=== Material for this task ===

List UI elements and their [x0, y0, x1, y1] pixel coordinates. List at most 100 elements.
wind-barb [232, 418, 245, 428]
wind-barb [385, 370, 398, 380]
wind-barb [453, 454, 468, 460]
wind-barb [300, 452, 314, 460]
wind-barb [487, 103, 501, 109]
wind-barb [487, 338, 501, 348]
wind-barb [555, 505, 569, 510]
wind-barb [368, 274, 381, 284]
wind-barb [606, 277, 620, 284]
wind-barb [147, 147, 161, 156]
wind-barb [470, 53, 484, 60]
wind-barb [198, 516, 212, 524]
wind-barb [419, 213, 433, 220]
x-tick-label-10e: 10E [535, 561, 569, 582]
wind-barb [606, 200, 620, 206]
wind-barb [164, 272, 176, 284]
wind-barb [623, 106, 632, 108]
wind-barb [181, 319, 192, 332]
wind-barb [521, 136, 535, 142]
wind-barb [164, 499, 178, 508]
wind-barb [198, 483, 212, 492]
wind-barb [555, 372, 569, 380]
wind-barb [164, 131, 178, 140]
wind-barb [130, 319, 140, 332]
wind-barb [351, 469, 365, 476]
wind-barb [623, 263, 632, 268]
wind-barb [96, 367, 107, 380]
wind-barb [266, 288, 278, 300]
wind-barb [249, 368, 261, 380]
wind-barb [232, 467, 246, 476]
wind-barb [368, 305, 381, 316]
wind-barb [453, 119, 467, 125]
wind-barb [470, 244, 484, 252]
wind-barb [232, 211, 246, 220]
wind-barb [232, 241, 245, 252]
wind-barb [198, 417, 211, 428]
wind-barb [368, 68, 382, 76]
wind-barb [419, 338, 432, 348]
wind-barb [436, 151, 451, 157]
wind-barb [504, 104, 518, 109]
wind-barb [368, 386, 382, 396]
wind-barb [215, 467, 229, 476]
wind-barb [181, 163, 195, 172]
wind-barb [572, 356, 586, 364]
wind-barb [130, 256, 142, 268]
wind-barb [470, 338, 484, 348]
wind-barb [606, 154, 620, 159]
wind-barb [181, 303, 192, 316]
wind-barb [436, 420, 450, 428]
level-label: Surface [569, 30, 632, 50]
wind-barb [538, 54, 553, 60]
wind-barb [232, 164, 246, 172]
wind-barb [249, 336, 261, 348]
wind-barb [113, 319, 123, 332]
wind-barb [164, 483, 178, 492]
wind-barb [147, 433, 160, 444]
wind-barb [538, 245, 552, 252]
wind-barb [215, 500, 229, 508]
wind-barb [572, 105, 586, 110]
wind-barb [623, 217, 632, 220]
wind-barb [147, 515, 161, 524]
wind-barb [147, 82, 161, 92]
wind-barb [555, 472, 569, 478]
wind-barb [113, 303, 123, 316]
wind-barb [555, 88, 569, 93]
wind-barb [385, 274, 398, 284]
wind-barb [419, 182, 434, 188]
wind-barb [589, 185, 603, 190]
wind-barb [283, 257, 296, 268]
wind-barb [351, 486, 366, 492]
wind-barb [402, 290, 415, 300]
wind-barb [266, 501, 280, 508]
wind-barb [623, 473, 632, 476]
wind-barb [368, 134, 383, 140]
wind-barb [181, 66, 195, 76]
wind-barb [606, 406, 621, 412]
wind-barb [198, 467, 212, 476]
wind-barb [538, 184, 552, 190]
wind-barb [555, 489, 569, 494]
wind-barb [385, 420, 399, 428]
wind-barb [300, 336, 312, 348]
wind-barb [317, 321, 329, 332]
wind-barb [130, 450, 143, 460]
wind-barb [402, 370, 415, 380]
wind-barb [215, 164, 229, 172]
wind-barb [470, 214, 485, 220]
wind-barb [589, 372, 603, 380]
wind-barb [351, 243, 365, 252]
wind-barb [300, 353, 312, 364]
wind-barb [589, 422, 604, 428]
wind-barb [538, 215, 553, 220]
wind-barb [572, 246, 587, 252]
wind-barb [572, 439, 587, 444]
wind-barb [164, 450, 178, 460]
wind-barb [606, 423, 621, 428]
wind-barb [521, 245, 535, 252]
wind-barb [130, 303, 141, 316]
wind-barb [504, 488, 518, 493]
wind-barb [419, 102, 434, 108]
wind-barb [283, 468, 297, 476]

===

Extract every line of the data above and reproduce each one unchanged.

* Exercise answer
List UI elements and their [x0, y0, x1, y1] pixel coordinates. List at most 100 elements.
wind-barb [232, 418, 245, 428]
wind-barb [385, 370, 398, 380]
wind-barb [453, 454, 468, 460]
wind-barb [300, 452, 314, 460]
wind-barb [487, 103, 501, 109]
wind-barb [487, 338, 501, 348]
wind-barb [555, 505, 569, 510]
wind-barb [368, 274, 381, 284]
wind-barb [606, 277, 620, 284]
wind-barb [147, 147, 161, 156]
wind-barb [470, 53, 484, 60]
wind-barb [198, 516, 212, 524]
wind-barb [419, 213, 433, 220]
x-tick-label-10e: 10E [535, 561, 569, 582]
wind-barb [606, 200, 620, 206]
wind-barb [164, 272, 176, 284]
wind-barb [623, 106, 632, 108]
wind-barb [181, 319, 192, 332]
wind-barb [521, 136, 535, 142]
wind-barb [164, 499, 178, 508]
wind-barb [198, 483, 212, 492]
wind-barb [555, 372, 569, 380]
wind-barb [164, 131, 178, 140]
wind-barb [130, 319, 140, 332]
wind-barb [351, 469, 365, 476]
wind-barb [623, 263, 632, 268]
wind-barb [96, 367, 107, 380]
wind-barb [266, 288, 278, 300]
wind-barb [249, 368, 261, 380]
wind-barb [232, 467, 246, 476]
wind-barb [368, 305, 381, 316]
wind-barb [453, 119, 467, 125]
wind-barb [470, 244, 484, 252]
wind-barb [232, 211, 246, 220]
wind-barb [232, 241, 245, 252]
wind-barb [198, 417, 211, 428]
wind-barb [368, 68, 382, 76]
wind-barb [419, 338, 432, 348]
wind-barb [436, 151, 451, 157]
wind-barb [504, 104, 518, 109]
wind-barb [368, 386, 382, 396]
wind-barb [215, 467, 229, 476]
wind-barb [181, 163, 195, 172]
wind-barb [572, 356, 586, 364]
wind-barb [130, 256, 142, 268]
wind-barb [470, 338, 484, 348]
wind-barb [606, 154, 620, 159]
wind-barb [181, 303, 192, 316]
wind-barb [436, 420, 450, 428]
level-label: Surface [569, 30, 632, 50]
wind-barb [538, 54, 553, 60]
wind-barb [232, 164, 246, 172]
wind-barb [249, 336, 261, 348]
wind-barb [113, 319, 123, 332]
wind-barb [164, 483, 178, 492]
wind-barb [147, 433, 160, 444]
wind-barb [538, 245, 552, 252]
wind-barb [215, 500, 229, 508]
wind-barb [572, 105, 586, 110]
wind-barb [623, 217, 632, 220]
wind-barb [147, 515, 161, 524]
wind-barb [147, 82, 161, 92]
wind-barb [555, 472, 569, 478]
wind-barb [113, 303, 123, 316]
wind-barb [555, 88, 569, 93]
wind-barb [385, 274, 398, 284]
wind-barb [419, 182, 434, 188]
wind-barb [589, 185, 603, 190]
wind-barb [283, 257, 296, 268]
wind-barb [351, 486, 366, 492]
wind-barb [402, 290, 415, 300]
wind-barb [266, 501, 280, 508]
wind-barb [623, 473, 632, 476]
wind-barb [368, 134, 383, 140]
wind-barb [181, 66, 195, 76]
wind-barb [606, 406, 621, 412]
wind-barb [198, 467, 212, 476]
wind-barb [538, 184, 552, 190]
wind-barb [555, 489, 569, 494]
wind-barb [385, 420, 399, 428]
wind-barb [300, 336, 312, 348]
wind-barb [317, 321, 329, 332]
wind-barb [130, 450, 143, 460]
wind-barb [402, 370, 415, 380]
wind-barb [215, 164, 229, 172]
wind-barb [470, 214, 485, 220]
wind-barb [589, 372, 603, 380]
wind-barb [351, 243, 365, 252]
wind-barb [300, 353, 312, 364]
wind-barb [589, 422, 604, 428]
wind-barb [538, 215, 553, 220]
wind-barb [572, 246, 587, 252]
wind-barb [572, 439, 587, 444]
wind-barb [164, 450, 178, 460]
wind-barb [606, 423, 621, 428]
wind-barb [521, 245, 535, 252]
wind-barb [130, 303, 141, 316]
wind-barb [504, 488, 518, 493]
wind-barb [419, 102, 434, 108]
wind-barb [283, 468, 297, 476]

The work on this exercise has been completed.